TEXTO MOSTRADO:
================

La Psicología siempre se interesó más por el estudio de los procesos cognitivos que de los afectivos. De hecho, se llegó a pensar que las emociones no tenían ninguna función, sino que eran remanentes filogenéticos que incluso perjudicaban nuestras destrezas y capacidades, algo que por otra parte no es extraño viniendo de una cultura que tradicionalmente ha distanciado siempre la razón de la pasión, otorgando más valor y poder a la primera que a la segunda, influencias de las que la comunidad científica, como personas en el seno de una sociedad y cultura determinadas, tampoco se libra.

================

INFORMACIÓN REGISTRADA:
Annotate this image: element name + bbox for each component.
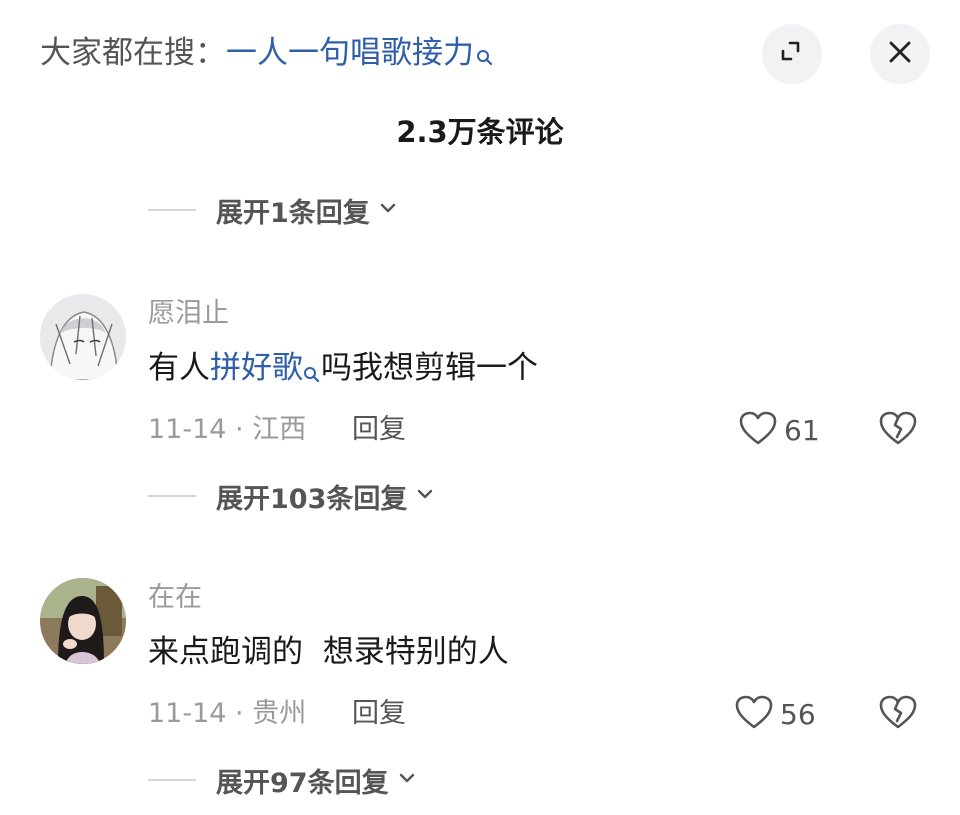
search-suggestion-query[interactable]: 一人一句唱歌接力 — [226, 35, 474, 71]
chevron-down-icon — [415, 484, 435, 508]
like-button[interactable]: 56 — [734, 692, 816, 736]
dislike-button[interactable] — [876, 408, 920, 452]
search-icon — [476, 34, 494, 80]
comment-username[interactable]: 在在 — [148, 578, 202, 618]
expand-button[interactable] — [762, 24, 822, 84]
comment-date-location: 11-14 · 江西 — [148, 414, 307, 445]
comment-item: 在在 来点跑调的 想录特别的人 11-14 · 贵州 回复 56 — [0, 578, 960, 758]
divider-line — [148, 209, 196, 211]
comment-text: 来点跑调的 想录特别的人 — [148, 634, 509, 670]
expand-replies-label: 展开97条回复 — [216, 767, 389, 799]
avatar[interactable] — [40, 578, 126, 664]
divider-line — [148, 495, 196, 497]
expand-replies-button[interactable]: 展开1条回复 — [148, 190, 398, 230]
dislike-button[interactable] — [876, 692, 920, 736]
reply-button[interactable]: 回复 — [352, 694, 406, 734]
comment-count: 2.3万条评论 — [396, 115, 564, 149]
like-count: 56 — [780, 697, 816, 731]
expand-icon — [778, 38, 806, 70]
broken-heart-icon — [878, 694, 918, 734]
search-suggestion[interactable]: 大家都在搜：一人一句唱歌接力 — [40, 30, 494, 80]
like-count: 61 — [784, 413, 820, 447]
chevron-down-icon — [378, 198, 398, 222]
avatar[interactable] — [40, 294, 126, 380]
close-button[interactable] — [870, 24, 930, 84]
comments-header: 大家都在搜：一人一句唱歌接力 — [0, 0, 960, 110]
comment-username[interactable]: 愿泪止 — [148, 294, 229, 334]
comment-text: 有人拼好歌 吗我想剪辑一个 — [148, 344, 538, 398]
comment-item: 愿泪止 有人拼好歌 吗我想剪辑一个 11-14 · 江西 回复 61 — [0, 294, 960, 474]
expand-replies-button[interactable]: 展开103条回复 — [148, 476, 435, 516]
broken-heart-icon — [878, 410, 918, 450]
expand-replies-label: 展开1条回复 — [216, 197, 370, 229]
chevron-down-icon — [397, 768, 417, 792]
like-button[interactable]: 61 — [738, 408, 820, 452]
heart-icon — [738, 410, 778, 450]
reply-button[interactable]: 回复 — [352, 410, 406, 450]
expand-replies-label: 展开103条回复 — [216, 483, 408, 515]
comment-text-part: 吗我想剪辑一个 — [321, 350, 538, 386]
expand-replies-button[interactable]: 展开97条回复 — [148, 760, 417, 800]
comment-text-part: 有人 — [148, 350, 210, 386]
search-icon — [303, 350, 321, 398]
divider-line — [148, 779, 196, 781]
close-icon — [886, 38, 914, 70]
comment-date-location: 11-14 · 贵州 — [148, 698, 307, 729]
comment-search-link[interactable]: 拼好歌 — [210, 350, 303, 386]
heart-icon — [734, 694, 774, 734]
search-suggestion-prefix: 大家都在搜： — [40, 35, 226, 71]
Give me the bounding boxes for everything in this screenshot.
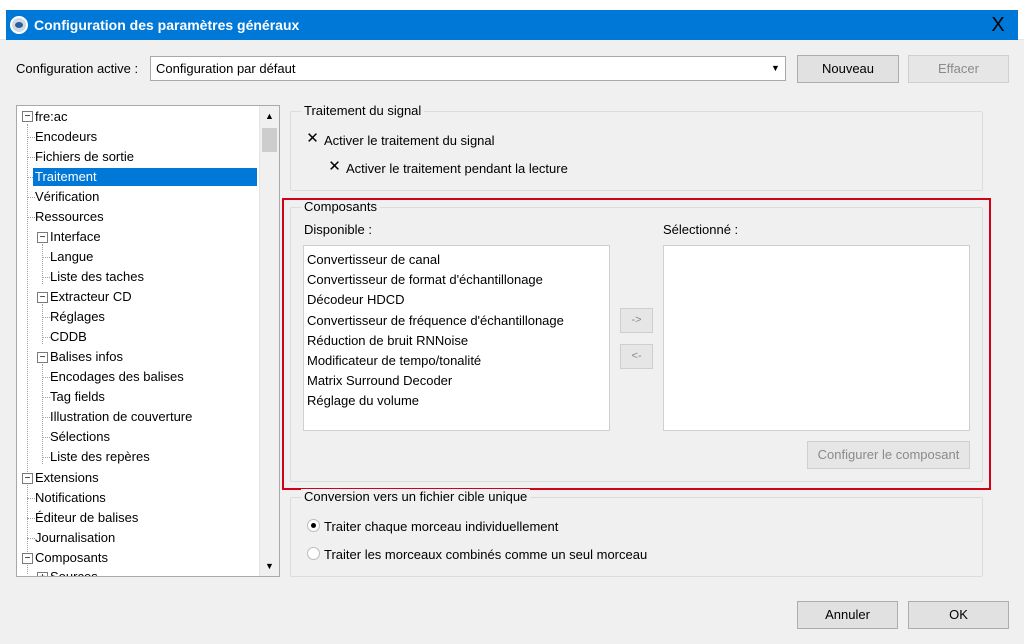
scroll-down-icon[interactable]: ▼ <box>260 556 279 576</box>
tree-item-balises-infos[interactable]: Balises infos <box>50 348 123 366</box>
tree-branch <box>42 257 50 258</box>
tree-item-sources[interactable]: Sources <box>50 568 98 576</box>
tree-item-journalisation[interactable]: Journalisation <box>35 529 115 547</box>
tree-item-verification[interactable]: Vérification <box>35 188 99 206</box>
scroll-thumb[interactable] <box>262 128 277 152</box>
tree-branch <box>27 197 35 198</box>
cancel-button[interactable]: Annuler <box>797 601 898 629</box>
tree-item-illustration[interactable]: Illustration de couverture <box>50 408 192 426</box>
tree-item-reglages[interactable]: Réglages <box>50 308 105 326</box>
tree-expander-icon[interactable]: − <box>22 111 33 122</box>
active-config-label: Configuration active : <box>16 61 139 76</box>
tree-expander-icon[interactable]: + <box>37 572 48 576</box>
combined-radio-label[interactable]: Traiter les morceaux combinés comme un s… <box>324 547 647 562</box>
tree-branch <box>42 317 50 318</box>
tree-branch <box>27 137 35 138</box>
tree-item-composants[interactable]: Composants <box>35 549 108 567</box>
highlight-frame <box>282 198 991 490</box>
tree-item-langue[interactable]: Langue <box>50 248 93 266</box>
signal-processing-title: Traitement du signal <box>301 103 425 118</box>
conversion-group: Conversion vers un fichier cible unique <box>290 489 983 577</box>
tree-expander-icon[interactable]: − <box>37 292 48 303</box>
settings-tree[interactable]: − fre:ac Encodeurs Fichiers de sortie Tr… <box>16 105 280 577</box>
tree-branch <box>27 157 35 158</box>
tree-item-traitement[interactable]: Traitement <box>33 168 257 186</box>
enable-playback-label[interactable]: Activer le traitement pendant la lecture <box>346 161 568 176</box>
tree-branch <box>42 457 50 458</box>
tree-branch <box>27 518 35 519</box>
tree-item-ressources[interactable]: Ressources <box>35 208 104 226</box>
tree-branch <box>42 377 50 378</box>
tree-branch <box>42 417 50 418</box>
tree-item-extracteur-cd[interactable]: Extracteur CD <box>50 288 132 306</box>
tree-guide-line <box>42 304 43 344</box>
tree-scrollbar[interactable]: ▲ ▼ <box>259 106 279 576</box>
close-icon[interactable]: X <box>986 13 1010 37</box>
tree-item-extensions[interactable]: Extensions <box>35 469 99 487</box>
tree-guide-line <box>42 364 43 464</box>
tree-guide-line <box>27 124 28 574</box>
tree-item-encodages-balises[interactable]: Encodages des balises <box>50 368 184 386</box>
app-icon <box>10 16 28 34</box>
individual-radio[interactable] <box>307 519 320 532</box>
tree-expander-icon[interactable]: − <box>37 232 48 243</box>
enable-processing-label[interactable]: Activer le traitement du signal <box>324 133 495 148</box>
delete-config-button[interactable]: Effacer <box>908 55 1009 83</box>
tree-item-encodeurs[interactable]: Encodeurs <box>35 128 97 146</box>
window-title: Configuration des paramètres généraux <box>34 17 300 33</box>
conversion-title: Conversion vers un fichier cible unique <box>301 489 531 504</box>
title-bar-inner: Configuration des paramètres généraux X <box>6 10 1018 40</box>
tree-guide-line <box>42 244 43 284</box>
tree-branch <box>42 277 50 278</box>
title-bar: Configuration des paramètres généraux X <box>0 0 1024 40</box>
tree-expander-icon[interactable]: − <box>37 352 48 363</box>
new-config-button[interactable]: Nouveau <box>797 55 899 83</box>
active-config-value: Configuration par défaut <box>156 61 296 76</box>
tree-item-editeur-balises[interactable]: Éditeur de balises <box>35 509 138 527</box>
tree-item-selections[interactable]: Sélections <box>50 428 110 446</box>
tree-item-liste-taches[interactable]: Liste des taches <box>50 268 144 286</box>
tree-expander-icon[interactable]: − <box>22 473 33 484</box>
combined-radio[interactable] <box>307 547 320 560</box>
tree-item-cddb[interactable]: CDDB <box>50 328 87 346</box>
tree-branch <box>42 397 50 398</box>
individual-radio-label[interactable]: Traiter chaque morceau individuellement <box>324 519 558 534</box>
tree-branch <box>27 217 35 218</box>
tree-item-notifications[interactable]: Notifications <box>35 489 106 507</box>
tree-branch <box>27 498 35 499</box>
tree-item-interface[interactable]: Interface <box>50 228 101 246</box>
tree-branch <box>42 437 50 438</box>
tree-branch <box>42 337 50 338</box>
signal-processing-group: Traitement du signal <box>290 103 983 191</box>
enable-processing-checkbox[interactable]: ✕ <box>306 131 319 146</box>
tree-item-liste-reperes[interactable]: Liste des repères <box>50 448 150 466</box>
scroll-up-icon[interactable]: ▲ <box>260 106 279 126</box>
enable-playback-checkbox[interactable]: ✕ <box>328 159 341 174</box>
tree-item-tag-fields[interactable]: Tag fields <box>50 388 105 406</box>
tree-expander-icon[interactable]: − <box>22 553 33 564</box>
tree-branch <box>27 538 35 539</box>
active-config-select[interactable]: Configuration par défaut ▼ <box>150 56 786 81</box>
ok-button[interactable]: OK <box>908 601 1009 629</box>
chevron-down-icon[interactable]: ▼ <box>765 57 785 80</box>
tree-item-fichiers-sortie[interactable]: Fichiers de sortie <box>35 148 134 166</box>
tree-item-freac[interactable]: fre:ac <box>35 108 68 126</box>
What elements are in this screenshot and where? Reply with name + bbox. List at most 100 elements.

================

QUÉ HACER:
Indica si cada afirmación concuerda con el texto mostrado, respondiendo sí o no y citando literalmente las palabras del texto que lo deciden.
1. La Psicología se ha interesado más por los procesos afectivos que por los cognitivos.
2. Se llegó a pensar que las emociones eran restos filogenéticos sin función.
3. La comunidad científica queda libre de las influencias de su cultura.
Los registros son un material independiente del texto mostrado.

RESPUESTA:
1. No: «siempre se interesó más por el estudio de los procesos cognitivos que de los afectivos».
2. Sí: «se llegó a pensar que las emociones no tenían ninguna función, sino que eran remanentes filogenéticos».
3. No: «influencias de las que la comunidad científica, como personas en el seno de una sociedad y cultura determinadas, tampoco se libra».